### INSTRUCTIONS TO FOLLOW
In the following material, identify every line holding the string "integers" and return it.

### MATERIAL SUPPLIED
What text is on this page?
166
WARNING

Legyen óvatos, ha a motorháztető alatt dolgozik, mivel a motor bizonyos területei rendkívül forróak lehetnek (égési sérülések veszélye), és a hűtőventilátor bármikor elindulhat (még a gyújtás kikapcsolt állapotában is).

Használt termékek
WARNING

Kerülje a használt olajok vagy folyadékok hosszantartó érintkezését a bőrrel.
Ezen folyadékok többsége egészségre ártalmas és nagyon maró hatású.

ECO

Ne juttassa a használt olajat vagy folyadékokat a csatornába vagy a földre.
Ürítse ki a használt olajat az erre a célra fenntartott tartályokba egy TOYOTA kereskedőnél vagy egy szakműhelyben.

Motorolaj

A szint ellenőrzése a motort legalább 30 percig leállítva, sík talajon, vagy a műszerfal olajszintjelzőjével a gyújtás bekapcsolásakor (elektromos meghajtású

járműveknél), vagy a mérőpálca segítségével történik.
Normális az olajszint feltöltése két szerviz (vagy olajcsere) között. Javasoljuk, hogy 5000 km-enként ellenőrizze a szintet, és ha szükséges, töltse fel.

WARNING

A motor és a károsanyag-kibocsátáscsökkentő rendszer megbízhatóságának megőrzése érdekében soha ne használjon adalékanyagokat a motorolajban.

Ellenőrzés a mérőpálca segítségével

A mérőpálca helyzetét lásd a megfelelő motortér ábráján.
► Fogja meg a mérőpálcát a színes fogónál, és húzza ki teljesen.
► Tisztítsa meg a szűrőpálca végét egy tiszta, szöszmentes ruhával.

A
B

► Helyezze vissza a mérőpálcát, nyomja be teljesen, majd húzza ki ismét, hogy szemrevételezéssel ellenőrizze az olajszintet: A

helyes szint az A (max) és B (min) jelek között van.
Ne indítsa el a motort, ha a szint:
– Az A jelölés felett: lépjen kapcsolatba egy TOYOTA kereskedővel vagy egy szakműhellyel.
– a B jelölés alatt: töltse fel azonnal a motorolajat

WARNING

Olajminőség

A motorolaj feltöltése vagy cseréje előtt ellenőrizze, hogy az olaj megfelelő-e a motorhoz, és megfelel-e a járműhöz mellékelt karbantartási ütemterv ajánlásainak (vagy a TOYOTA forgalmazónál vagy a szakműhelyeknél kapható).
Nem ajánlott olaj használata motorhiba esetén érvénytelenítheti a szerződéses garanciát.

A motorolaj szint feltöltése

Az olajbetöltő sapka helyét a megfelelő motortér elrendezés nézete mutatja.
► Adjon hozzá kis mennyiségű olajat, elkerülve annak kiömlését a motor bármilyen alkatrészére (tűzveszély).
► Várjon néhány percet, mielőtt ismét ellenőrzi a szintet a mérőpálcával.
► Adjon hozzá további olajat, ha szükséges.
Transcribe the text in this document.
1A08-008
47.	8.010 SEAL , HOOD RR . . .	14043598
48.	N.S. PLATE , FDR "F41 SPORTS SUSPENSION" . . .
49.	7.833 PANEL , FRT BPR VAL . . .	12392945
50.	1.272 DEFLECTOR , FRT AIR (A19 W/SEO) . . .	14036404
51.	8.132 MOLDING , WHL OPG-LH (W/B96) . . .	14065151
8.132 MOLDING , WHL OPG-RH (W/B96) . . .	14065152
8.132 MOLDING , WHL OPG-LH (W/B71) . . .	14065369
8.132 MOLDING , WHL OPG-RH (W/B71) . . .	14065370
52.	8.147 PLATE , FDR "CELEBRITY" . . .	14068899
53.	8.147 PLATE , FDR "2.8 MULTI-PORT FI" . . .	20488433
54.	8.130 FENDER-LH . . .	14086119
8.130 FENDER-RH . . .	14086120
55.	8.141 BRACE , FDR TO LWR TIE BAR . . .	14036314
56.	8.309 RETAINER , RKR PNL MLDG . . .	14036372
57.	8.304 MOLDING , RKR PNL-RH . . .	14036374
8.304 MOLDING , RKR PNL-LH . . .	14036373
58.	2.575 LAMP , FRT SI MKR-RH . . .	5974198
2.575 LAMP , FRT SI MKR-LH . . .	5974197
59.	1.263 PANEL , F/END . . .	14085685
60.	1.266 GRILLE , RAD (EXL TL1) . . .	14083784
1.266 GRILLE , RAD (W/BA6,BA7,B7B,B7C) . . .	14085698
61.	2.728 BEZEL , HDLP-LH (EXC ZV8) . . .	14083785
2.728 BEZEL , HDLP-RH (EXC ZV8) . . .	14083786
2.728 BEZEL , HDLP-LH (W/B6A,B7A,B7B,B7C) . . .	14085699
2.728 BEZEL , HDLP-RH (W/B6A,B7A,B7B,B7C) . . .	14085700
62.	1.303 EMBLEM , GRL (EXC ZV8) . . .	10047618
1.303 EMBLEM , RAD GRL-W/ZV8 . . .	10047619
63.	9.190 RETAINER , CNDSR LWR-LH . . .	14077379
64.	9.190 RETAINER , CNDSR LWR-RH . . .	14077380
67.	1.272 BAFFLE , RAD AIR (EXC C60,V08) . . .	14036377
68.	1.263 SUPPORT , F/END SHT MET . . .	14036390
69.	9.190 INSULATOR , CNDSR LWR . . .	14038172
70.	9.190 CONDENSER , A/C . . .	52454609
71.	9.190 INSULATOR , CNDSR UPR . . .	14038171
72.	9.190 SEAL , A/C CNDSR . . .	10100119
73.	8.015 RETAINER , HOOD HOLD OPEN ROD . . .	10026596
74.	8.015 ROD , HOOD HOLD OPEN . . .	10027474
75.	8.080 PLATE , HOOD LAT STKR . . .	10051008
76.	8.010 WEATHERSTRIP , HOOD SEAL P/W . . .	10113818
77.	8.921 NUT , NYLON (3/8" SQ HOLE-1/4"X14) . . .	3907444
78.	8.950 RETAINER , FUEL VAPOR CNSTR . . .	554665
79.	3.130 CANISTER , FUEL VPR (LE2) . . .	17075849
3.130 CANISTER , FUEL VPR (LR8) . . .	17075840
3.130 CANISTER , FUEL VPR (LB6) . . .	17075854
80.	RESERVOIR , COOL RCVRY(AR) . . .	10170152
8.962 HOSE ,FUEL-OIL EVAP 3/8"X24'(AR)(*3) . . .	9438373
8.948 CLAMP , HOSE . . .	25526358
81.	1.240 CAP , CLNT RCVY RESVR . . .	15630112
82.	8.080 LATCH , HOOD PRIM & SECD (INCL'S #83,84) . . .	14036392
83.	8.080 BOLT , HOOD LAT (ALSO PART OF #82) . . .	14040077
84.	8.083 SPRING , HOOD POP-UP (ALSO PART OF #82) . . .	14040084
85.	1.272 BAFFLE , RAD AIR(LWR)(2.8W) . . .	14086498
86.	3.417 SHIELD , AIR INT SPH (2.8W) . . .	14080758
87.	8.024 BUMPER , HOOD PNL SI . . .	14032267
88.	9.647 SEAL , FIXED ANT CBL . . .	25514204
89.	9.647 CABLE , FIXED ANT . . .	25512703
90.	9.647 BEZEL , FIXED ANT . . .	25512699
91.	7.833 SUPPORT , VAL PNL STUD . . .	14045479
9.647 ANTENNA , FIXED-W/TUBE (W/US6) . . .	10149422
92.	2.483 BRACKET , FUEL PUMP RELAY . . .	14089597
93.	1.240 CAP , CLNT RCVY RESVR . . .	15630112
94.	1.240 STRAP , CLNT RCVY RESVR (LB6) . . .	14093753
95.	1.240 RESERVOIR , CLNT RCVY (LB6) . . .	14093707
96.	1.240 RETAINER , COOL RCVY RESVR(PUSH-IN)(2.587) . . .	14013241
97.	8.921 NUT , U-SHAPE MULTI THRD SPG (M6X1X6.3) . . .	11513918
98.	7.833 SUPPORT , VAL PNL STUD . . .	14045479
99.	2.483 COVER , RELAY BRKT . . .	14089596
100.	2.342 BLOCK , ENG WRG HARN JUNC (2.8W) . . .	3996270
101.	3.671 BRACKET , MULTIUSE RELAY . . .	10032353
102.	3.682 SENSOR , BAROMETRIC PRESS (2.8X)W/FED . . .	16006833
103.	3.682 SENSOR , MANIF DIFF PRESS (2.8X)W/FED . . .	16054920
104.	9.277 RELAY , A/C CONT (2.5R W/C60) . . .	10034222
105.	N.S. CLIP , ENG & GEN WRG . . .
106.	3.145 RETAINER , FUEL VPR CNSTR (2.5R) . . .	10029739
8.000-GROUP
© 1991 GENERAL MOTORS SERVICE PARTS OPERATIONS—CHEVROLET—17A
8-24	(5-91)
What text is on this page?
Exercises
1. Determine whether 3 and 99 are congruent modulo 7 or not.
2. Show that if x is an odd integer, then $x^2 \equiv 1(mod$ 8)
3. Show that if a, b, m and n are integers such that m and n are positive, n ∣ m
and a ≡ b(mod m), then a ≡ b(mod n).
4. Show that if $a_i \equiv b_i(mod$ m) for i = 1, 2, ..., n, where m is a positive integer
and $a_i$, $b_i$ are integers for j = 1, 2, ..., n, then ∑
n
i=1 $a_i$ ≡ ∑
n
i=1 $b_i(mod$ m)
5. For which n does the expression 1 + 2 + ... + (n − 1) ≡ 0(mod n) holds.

### SOLVED PROBLEM
3. Show that if a, b, m and n are integers such that m and n are positive, n ∣ m
and $a_i$, $b_i$ are integers for j = 1, 2, ..., n, then ∑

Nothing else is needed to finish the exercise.